··· PROVIDED PASSAGE ···
As you mentioned the connections last longer you could deliver the command to the device that is connected and decide what to do with the commands to the device that are not connected.
Hope it helps

MQTT what is the purpose or usage of Last Will Testament?

I'm surely missing something about how the whole MQTT protocol works, as I can't grasp the usage pattern of Last Will Testament messages: what's their purpose?
One example I often see is about informing that a device has gone offline. It doesn't make very much sense to me, since it's obvious that if a device isn't publishing any data it may be offline or there could be some network problems.
So, what are some practical usages of the LWT? What was it invented for?
LWT messages are not really concerned about detecting whether a client has gone offline or not (that task is handled by keepAlive messages).
LWT messages are about what happens after the client has gone offline.
The analogy is that of a real last will:
If a person dies, she can formulate a testament, in which she declares what actions should be taken after she has passed away. An executor will heed those wishes and execute them on her behalf.
The analogy in the MQTT world is that a client can formulate a testament, in which it declares what message should be sent on it's behalf by the broker, after it has gone offline.
A fictitious example:
I have a sensor, which sends crucial data, but very infrequently.
It has formulated a last will statement in the form of [topic: '/node/gone-offline', message: ':id'], with :id being a unique id for the sensor. I also have a emergency-subscriber for the topic 'node/gone-offline', which will send a SMS to my phone every time a message is published on that channel.
During normal operation, the sensor will keep the connection to the MQTT-broker open by sending periodic keepAlive messages interspersed with the actual sensor readings. If the sensor goes offline, the connection to the broker will time out, due to the lack of keepAlives.
This is where LWT comes in: If no LWT is specified, the broker doesn't care and just closes the connection. In our case however, the broker will execute the sensor's last will and publish the LWT-message '/node/gone-offline: :id'. The message will then be consumed to my emergency-subscriber and I will be notified of the sensor's ID via SMS so that I can check up on what's going on.
In short:
Instead of just closing the connection after a client has gone offline, LWT messages can be leveraged to define a message to be published by the broker on behalf of the client, since the client is offline and cannot publish anymore.
Just because a device is not publishing does not mean it is not online or there is a network problem.
Take for example a sensor that monitors a value that only changes very infrequently, good design says that the sensor should only publish the changes to help reduce bandwidth usage as periodically publishing the same value is wasteful. If the value is published as a retained value then any new subscriber will always get the current value without having to wait for the sensor value to change and it publish again.
In this case the LWT is used to published when the sensor fails (or there is a network problem) so we know of the problem as soon at the client keep alive times out.
A in-depth article about Last-Will-and-Testament messages is available in the MQTT Essentials Blog Post series: http://www.hivemq.com/mqtt-essentials-part-9-last-will-and-testament/.
To summarize the blog post:
The Last Will and Testament feature is used in MQTT to notify other clients about an ungracefully disconnected client.
MQTT is often used in scenarios were unreliable networks are very common. Therefore it is assumed that some clients will disconnect ungracefully from time to time, because they lost the connection, the battery is empty or any other imaginable case. It would be good to know if a connected client has disconnected gracefully (which means with a MQTT DISCONNECT message) or not, in order to take appropriate action.
···
▸ REQUIREMENT A
In the MQTT Last Will and Testament text, which messages handle detecting whether a client has gone offline?
▸ REQUIREMENT B
Reproduce word for word the part of the MQTT Last Will and Testament text that begins at the words "MQTT what is" and stops after "some network problems.".
▸ REQUIREMENT C
List every sentence in the MQTT Last Will and Testament text that ends with a question mark.
··· EXTRACTED MATERIAL ···
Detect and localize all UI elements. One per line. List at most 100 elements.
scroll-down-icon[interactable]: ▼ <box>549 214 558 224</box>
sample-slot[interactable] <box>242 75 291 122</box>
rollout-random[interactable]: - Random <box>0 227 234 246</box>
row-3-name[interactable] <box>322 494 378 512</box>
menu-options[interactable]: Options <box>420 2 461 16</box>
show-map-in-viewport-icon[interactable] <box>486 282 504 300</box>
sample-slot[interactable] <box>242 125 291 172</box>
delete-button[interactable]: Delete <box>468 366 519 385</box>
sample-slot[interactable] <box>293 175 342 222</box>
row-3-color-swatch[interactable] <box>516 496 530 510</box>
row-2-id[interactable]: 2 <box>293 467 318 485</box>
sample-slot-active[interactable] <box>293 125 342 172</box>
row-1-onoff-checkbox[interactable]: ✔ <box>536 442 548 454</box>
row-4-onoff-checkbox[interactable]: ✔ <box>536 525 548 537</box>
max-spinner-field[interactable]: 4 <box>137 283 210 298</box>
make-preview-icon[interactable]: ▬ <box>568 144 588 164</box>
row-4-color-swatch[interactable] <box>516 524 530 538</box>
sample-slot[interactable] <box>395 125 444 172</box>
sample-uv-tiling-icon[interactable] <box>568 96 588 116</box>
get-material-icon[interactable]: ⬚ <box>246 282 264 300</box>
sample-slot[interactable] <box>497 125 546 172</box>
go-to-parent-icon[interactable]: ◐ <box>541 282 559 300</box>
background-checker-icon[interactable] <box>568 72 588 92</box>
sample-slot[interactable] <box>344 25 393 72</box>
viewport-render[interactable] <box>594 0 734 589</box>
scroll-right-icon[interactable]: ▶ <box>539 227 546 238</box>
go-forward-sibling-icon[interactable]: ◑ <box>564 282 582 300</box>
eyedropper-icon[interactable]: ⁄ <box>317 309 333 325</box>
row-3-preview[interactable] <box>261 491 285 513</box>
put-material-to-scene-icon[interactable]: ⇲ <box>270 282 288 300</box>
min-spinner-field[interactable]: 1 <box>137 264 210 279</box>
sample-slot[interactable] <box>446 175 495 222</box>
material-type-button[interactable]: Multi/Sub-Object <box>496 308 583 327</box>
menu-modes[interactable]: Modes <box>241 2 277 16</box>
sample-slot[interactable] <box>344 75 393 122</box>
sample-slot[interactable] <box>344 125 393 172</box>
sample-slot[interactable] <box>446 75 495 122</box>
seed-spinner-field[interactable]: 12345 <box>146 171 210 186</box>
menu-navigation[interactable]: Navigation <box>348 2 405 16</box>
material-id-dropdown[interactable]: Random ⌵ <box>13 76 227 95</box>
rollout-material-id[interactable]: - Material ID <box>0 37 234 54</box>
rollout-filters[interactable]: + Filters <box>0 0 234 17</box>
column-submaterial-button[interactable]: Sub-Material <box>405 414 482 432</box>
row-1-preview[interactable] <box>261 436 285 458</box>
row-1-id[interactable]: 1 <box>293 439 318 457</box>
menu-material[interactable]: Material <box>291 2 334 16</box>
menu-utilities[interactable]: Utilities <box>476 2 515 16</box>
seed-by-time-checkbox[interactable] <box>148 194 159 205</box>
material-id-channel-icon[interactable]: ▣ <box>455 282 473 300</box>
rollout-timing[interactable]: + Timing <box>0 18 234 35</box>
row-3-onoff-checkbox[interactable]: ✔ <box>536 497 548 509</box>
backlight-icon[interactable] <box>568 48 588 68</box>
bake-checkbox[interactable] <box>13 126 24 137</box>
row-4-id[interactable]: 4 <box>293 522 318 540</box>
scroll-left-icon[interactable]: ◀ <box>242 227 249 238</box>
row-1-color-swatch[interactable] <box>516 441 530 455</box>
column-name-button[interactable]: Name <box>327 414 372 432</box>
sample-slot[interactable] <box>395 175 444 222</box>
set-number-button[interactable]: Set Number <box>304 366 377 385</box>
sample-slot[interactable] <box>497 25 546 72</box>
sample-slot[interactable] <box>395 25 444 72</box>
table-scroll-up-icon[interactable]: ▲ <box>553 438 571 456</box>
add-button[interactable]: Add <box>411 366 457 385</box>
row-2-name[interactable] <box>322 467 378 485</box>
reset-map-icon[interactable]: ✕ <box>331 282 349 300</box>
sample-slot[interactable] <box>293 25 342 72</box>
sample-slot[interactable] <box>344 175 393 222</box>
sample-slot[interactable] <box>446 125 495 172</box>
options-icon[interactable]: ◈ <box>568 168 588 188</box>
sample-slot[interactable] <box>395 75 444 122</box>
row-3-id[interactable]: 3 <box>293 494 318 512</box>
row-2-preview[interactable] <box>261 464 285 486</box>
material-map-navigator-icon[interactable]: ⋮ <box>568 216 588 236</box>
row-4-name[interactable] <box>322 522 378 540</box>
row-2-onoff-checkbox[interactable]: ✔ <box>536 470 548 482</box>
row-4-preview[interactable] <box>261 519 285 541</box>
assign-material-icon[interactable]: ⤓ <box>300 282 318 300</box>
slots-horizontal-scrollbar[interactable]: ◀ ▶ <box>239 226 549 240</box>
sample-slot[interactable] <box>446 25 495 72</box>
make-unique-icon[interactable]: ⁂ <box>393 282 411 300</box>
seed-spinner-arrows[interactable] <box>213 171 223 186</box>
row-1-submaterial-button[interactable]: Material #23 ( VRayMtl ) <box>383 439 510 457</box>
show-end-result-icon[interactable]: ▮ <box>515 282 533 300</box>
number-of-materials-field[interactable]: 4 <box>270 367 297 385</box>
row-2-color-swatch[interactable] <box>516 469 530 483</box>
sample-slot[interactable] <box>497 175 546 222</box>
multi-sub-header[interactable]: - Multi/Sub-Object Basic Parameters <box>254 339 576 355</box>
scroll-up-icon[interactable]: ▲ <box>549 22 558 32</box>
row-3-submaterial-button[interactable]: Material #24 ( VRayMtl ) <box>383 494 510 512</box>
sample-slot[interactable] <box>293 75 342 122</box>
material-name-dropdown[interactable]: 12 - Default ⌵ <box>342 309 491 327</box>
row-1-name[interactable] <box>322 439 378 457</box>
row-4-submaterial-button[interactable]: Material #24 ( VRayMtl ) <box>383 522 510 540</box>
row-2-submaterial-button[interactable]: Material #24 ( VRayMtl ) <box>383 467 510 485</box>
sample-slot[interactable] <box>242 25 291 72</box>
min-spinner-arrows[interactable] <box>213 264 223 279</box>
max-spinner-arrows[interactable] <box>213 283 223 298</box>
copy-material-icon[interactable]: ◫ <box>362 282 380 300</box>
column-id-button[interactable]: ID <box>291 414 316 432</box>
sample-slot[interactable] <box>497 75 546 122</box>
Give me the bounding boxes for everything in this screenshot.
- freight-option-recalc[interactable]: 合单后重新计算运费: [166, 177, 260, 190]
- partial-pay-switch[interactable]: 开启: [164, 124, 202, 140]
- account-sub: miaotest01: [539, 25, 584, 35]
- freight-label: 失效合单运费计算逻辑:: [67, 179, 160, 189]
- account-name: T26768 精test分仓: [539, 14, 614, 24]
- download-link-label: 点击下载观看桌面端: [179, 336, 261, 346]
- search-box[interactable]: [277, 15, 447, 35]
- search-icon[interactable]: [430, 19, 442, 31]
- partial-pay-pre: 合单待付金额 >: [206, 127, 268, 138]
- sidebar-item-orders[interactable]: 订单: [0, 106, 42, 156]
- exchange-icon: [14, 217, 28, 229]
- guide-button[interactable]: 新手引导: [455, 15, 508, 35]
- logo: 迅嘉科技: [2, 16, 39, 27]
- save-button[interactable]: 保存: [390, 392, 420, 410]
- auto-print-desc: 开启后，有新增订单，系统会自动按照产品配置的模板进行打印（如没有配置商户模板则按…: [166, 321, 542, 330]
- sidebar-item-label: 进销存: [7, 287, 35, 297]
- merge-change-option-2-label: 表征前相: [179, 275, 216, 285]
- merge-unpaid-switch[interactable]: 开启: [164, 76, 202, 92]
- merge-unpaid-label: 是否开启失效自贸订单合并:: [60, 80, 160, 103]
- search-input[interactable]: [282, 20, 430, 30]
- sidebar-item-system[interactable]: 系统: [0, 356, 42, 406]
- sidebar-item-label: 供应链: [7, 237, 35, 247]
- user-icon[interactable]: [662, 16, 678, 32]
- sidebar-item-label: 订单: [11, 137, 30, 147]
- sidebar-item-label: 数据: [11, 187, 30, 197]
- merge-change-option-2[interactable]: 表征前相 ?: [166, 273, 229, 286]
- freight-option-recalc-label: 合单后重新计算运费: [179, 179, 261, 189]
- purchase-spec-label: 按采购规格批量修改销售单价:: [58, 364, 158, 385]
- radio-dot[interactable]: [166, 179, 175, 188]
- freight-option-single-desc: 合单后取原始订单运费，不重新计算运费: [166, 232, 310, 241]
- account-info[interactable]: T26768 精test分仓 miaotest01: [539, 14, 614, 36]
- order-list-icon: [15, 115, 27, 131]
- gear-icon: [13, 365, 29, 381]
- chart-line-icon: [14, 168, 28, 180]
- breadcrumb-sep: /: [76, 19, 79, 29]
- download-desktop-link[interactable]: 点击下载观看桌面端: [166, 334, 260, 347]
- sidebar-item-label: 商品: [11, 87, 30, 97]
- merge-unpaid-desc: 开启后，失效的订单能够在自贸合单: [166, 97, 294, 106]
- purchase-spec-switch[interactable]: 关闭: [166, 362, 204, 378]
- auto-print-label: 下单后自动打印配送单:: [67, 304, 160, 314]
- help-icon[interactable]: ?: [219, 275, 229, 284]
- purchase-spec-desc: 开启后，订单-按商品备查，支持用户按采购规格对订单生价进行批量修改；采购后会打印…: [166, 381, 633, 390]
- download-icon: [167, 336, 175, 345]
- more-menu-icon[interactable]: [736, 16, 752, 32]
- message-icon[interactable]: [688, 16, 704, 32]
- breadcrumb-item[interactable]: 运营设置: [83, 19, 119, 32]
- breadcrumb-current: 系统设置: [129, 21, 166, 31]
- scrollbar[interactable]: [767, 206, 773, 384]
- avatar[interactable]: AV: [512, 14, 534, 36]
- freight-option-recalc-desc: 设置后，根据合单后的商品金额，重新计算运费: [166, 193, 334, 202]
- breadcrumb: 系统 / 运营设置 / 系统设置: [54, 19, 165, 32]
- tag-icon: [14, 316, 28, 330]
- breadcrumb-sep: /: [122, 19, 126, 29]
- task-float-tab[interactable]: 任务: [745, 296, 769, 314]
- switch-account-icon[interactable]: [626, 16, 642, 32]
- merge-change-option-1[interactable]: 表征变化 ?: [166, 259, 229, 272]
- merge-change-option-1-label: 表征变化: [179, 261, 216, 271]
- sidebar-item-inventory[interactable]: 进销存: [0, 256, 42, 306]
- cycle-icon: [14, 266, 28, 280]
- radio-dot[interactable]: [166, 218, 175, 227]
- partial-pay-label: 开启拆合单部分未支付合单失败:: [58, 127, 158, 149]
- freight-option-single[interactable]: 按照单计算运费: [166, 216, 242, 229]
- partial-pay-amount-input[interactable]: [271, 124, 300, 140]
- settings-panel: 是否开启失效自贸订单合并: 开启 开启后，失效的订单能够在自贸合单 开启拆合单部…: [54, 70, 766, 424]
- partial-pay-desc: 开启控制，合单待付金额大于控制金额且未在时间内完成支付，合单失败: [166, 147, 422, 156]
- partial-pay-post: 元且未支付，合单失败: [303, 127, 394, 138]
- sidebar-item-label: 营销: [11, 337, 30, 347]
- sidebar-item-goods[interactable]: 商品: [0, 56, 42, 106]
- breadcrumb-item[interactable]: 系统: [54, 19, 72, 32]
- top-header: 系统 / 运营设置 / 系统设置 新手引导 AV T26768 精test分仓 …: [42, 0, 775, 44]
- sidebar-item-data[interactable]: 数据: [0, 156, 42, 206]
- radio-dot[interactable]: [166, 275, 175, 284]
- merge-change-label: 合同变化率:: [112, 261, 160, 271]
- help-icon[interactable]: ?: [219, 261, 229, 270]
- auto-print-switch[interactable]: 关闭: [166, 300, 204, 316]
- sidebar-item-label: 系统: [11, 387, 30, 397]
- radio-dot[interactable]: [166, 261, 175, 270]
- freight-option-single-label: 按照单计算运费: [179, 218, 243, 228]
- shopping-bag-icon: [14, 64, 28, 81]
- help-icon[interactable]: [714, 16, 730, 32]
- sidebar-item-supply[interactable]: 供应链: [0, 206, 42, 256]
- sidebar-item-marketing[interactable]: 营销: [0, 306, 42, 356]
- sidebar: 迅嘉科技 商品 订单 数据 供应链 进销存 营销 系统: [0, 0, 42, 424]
···
▸ TASK RESPONSE A
KeepAlive messages

▸ TASK RESPONSE B
MQTT what is the purpose or usage of Last Will Testament?

I'm surely missing something about how the whole MQTT protocol works, as I can't grasp the usage pattern of Last Will Testament messages: what's their purpose?
One example I often see is about informing that a device has gone offline. It doesn't make very much sense to me, since it's obvious that if a device isn't publishing any data it may be offline or there could be some network problems.

▸ TASK RESPONSE C
- MQTT what is the purpose or usage of Last Will Testament?
- I'm surely missing something about how the whole MQTT protocol works, as I can't grasp the usage pattern of Last Will Testament messages: what's their purpose?
- So, what are some practical usages of the LWT?
- What was it invented for?